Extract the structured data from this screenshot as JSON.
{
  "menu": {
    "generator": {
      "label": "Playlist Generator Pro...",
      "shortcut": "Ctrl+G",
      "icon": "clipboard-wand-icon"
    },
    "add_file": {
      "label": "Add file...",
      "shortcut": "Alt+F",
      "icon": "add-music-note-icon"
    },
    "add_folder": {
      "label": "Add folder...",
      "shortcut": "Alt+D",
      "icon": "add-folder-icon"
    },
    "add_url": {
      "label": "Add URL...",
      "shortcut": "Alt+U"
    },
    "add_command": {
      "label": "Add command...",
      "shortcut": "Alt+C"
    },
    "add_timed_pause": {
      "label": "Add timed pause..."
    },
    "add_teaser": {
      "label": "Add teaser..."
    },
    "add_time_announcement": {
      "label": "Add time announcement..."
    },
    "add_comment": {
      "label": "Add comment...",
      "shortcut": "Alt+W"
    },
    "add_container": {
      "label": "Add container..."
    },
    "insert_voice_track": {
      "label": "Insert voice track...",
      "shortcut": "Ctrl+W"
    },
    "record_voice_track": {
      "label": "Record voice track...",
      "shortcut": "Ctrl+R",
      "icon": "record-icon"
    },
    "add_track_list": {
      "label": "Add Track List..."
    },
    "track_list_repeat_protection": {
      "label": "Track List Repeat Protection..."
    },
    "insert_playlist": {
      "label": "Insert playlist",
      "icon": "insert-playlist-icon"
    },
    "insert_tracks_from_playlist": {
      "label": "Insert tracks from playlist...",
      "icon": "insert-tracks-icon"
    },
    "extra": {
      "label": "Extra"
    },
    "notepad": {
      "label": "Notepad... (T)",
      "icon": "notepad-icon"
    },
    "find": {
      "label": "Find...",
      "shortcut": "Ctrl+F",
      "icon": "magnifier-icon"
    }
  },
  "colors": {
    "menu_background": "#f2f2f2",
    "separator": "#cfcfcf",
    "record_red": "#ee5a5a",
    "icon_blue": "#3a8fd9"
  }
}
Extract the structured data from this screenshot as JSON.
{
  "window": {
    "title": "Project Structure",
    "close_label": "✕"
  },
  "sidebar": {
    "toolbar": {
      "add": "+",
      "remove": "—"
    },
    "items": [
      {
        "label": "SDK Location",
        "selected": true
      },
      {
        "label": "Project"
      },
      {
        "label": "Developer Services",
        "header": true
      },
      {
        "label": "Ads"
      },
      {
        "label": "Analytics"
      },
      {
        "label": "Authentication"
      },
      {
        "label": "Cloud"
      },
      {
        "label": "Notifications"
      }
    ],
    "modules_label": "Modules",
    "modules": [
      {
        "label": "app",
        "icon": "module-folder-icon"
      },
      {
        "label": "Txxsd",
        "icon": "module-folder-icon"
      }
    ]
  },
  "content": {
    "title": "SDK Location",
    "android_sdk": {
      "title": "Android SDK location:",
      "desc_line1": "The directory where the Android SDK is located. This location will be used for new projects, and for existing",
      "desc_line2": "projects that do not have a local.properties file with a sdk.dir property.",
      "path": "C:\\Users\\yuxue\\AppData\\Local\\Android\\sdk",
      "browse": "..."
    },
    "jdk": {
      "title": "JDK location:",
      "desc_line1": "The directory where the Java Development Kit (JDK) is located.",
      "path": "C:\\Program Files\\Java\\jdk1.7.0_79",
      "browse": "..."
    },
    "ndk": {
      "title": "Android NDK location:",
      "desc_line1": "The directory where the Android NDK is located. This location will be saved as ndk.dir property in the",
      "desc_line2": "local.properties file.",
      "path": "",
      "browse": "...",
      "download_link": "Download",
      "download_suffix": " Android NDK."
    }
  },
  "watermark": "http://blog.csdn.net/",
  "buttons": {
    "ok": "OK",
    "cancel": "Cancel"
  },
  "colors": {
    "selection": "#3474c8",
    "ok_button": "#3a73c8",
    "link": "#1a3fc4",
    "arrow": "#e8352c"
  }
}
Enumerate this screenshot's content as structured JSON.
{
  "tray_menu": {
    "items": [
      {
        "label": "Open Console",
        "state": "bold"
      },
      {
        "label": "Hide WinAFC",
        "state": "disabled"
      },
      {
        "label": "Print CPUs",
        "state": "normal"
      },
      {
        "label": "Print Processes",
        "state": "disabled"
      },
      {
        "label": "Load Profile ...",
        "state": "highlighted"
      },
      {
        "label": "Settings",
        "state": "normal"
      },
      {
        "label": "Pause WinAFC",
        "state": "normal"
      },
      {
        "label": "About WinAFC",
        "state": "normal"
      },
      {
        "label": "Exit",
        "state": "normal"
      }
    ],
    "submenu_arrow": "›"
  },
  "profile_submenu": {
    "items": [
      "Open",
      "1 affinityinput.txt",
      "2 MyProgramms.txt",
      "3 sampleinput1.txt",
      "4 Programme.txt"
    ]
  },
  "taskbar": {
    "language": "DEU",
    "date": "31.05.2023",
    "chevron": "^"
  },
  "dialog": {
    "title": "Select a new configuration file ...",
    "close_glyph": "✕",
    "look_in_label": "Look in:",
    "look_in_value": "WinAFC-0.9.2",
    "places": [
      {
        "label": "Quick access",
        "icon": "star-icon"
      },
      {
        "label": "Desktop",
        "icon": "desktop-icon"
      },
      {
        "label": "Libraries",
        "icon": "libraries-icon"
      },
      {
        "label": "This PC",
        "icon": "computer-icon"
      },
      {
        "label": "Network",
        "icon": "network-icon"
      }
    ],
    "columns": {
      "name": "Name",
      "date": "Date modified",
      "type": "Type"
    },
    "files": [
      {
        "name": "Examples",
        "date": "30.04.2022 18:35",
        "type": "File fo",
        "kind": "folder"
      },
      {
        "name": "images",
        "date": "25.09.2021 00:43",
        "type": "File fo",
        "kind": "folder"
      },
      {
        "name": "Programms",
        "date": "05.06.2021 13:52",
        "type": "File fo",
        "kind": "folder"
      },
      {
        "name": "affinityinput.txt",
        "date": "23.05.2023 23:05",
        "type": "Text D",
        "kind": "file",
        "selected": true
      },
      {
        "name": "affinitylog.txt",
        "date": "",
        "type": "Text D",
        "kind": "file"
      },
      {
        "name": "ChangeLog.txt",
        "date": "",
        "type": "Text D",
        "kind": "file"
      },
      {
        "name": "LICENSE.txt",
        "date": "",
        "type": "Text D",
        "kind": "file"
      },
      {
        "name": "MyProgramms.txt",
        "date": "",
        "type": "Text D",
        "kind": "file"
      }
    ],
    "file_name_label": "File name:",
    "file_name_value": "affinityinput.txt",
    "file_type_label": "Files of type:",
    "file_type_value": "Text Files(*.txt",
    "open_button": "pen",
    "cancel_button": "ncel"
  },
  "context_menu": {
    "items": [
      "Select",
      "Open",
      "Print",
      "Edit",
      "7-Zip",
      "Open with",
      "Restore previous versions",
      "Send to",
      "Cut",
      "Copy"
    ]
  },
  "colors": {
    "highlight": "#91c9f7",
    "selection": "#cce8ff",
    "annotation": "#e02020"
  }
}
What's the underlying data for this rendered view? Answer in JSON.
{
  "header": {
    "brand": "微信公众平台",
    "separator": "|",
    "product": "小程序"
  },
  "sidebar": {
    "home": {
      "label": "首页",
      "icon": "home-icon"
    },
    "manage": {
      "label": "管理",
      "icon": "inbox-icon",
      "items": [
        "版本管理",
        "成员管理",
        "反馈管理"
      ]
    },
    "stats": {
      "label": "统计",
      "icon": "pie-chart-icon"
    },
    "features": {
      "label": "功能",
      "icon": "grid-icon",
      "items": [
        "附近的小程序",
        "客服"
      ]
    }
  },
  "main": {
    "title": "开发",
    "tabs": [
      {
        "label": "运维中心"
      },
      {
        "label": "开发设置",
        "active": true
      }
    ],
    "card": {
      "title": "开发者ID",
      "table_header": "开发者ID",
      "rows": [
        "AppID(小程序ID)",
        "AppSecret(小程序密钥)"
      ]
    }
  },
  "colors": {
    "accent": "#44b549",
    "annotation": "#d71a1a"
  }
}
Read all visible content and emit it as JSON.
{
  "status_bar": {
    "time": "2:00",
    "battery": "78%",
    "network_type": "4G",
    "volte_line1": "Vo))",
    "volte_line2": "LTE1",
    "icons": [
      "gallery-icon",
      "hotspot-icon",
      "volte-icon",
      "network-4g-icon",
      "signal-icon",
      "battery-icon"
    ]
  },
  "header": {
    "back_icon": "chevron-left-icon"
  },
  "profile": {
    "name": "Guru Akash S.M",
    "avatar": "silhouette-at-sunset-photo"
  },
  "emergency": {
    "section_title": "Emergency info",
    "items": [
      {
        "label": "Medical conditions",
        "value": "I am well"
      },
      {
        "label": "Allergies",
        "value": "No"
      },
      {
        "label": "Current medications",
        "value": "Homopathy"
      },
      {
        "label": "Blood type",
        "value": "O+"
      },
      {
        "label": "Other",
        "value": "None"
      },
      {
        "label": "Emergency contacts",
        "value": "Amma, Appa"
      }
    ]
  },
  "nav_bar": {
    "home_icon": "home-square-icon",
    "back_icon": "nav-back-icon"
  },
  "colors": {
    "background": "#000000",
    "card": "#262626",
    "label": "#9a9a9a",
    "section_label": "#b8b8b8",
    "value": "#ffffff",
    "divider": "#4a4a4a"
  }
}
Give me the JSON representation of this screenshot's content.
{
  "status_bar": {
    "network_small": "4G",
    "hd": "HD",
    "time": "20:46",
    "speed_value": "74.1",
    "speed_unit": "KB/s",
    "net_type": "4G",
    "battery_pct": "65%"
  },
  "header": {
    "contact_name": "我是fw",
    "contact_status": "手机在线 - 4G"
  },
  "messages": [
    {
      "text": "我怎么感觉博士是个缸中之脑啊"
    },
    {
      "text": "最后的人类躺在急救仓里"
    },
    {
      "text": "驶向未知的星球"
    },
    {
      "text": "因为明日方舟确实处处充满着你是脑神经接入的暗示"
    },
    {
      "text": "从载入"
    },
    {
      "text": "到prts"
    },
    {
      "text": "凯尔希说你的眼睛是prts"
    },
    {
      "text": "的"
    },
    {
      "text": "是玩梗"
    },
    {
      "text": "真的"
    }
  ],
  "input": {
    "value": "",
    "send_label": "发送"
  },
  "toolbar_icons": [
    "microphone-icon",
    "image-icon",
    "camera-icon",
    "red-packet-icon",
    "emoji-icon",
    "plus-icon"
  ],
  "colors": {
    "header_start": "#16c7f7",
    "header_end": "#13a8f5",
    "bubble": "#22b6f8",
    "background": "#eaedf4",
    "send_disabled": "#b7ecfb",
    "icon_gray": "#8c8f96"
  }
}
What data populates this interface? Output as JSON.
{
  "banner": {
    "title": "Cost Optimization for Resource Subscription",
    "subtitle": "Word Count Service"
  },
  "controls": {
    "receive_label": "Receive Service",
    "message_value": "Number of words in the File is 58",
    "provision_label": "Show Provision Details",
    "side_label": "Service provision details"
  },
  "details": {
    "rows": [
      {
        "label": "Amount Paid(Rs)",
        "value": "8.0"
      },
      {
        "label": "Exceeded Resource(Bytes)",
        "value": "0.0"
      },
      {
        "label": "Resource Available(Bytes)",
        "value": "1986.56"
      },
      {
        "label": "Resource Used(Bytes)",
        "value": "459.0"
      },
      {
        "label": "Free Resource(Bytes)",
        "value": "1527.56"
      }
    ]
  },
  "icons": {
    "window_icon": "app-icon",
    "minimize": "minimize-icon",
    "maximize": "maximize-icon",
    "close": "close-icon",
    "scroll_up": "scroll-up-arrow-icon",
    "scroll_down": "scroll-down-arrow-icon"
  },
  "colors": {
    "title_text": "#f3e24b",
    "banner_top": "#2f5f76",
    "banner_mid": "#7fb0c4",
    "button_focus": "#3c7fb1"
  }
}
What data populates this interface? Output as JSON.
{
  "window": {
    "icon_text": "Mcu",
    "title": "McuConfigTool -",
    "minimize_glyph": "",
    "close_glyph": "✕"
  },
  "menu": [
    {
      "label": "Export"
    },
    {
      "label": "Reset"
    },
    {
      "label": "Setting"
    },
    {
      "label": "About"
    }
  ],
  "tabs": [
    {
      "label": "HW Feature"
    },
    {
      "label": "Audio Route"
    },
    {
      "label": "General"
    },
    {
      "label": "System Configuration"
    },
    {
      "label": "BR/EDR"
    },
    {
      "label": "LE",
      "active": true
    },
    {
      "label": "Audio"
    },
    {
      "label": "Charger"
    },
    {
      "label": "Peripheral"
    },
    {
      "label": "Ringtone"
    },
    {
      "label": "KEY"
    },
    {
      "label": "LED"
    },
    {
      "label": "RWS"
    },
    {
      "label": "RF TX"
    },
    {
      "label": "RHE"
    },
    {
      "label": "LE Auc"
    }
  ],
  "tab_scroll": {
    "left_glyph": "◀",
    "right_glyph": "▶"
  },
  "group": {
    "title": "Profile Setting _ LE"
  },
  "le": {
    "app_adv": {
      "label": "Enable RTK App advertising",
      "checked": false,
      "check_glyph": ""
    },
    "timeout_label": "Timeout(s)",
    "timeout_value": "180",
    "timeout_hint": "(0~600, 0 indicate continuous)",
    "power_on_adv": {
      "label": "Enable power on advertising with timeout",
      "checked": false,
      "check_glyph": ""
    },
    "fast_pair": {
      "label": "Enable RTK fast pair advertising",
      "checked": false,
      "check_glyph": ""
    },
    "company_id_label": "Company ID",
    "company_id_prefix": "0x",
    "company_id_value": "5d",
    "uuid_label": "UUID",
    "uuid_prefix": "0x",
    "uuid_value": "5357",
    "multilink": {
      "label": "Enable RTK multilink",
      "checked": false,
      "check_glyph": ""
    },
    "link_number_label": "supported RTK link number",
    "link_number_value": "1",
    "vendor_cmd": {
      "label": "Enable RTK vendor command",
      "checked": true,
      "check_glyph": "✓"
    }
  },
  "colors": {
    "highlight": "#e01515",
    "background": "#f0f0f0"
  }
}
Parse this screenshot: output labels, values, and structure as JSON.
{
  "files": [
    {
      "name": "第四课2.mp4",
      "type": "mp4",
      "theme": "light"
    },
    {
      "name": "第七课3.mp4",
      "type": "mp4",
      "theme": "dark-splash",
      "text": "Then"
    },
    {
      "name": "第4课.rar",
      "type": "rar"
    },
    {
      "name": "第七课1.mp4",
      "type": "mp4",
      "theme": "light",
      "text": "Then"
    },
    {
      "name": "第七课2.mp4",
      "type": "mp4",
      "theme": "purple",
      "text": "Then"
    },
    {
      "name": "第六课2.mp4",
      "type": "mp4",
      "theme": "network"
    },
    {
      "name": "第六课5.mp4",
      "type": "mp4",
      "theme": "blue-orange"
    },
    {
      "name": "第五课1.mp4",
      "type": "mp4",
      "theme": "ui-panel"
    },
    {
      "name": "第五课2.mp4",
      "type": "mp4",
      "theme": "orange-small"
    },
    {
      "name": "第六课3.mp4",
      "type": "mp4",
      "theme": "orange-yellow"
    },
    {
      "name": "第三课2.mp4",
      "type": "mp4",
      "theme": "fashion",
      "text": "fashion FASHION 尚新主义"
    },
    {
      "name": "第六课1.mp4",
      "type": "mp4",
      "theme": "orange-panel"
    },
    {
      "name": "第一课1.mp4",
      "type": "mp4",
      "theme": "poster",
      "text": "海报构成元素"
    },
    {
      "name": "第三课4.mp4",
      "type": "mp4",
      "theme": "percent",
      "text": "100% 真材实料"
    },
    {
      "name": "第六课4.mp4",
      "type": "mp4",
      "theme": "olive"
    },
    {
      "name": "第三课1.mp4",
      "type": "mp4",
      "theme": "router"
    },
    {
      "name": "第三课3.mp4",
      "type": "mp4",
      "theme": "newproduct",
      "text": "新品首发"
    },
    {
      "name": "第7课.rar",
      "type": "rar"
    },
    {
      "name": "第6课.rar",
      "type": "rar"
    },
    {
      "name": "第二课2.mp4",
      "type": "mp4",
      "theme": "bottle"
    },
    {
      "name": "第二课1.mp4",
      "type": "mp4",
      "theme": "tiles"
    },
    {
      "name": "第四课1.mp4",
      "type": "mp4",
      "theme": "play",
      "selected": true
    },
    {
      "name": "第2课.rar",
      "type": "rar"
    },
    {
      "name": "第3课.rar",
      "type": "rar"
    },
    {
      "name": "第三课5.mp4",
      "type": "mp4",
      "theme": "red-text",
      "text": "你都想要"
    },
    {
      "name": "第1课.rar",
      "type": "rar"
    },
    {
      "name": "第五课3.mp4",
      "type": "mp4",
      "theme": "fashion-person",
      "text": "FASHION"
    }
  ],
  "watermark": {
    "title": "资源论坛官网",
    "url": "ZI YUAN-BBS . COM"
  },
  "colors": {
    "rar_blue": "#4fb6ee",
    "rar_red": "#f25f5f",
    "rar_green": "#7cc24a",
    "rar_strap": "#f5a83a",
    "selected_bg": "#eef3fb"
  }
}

+---+

Lines of the material that contain the word "Resource" are to be gathered.

    "title": "Cost Optimization for Resource Subscription",
        "label": "Exceeded Resource(Bytes)",
        "label": "Resource Available(Bytes)",
        "label": "Resource Used(Bytes)",
        "label": "Free Resource(Bytes)",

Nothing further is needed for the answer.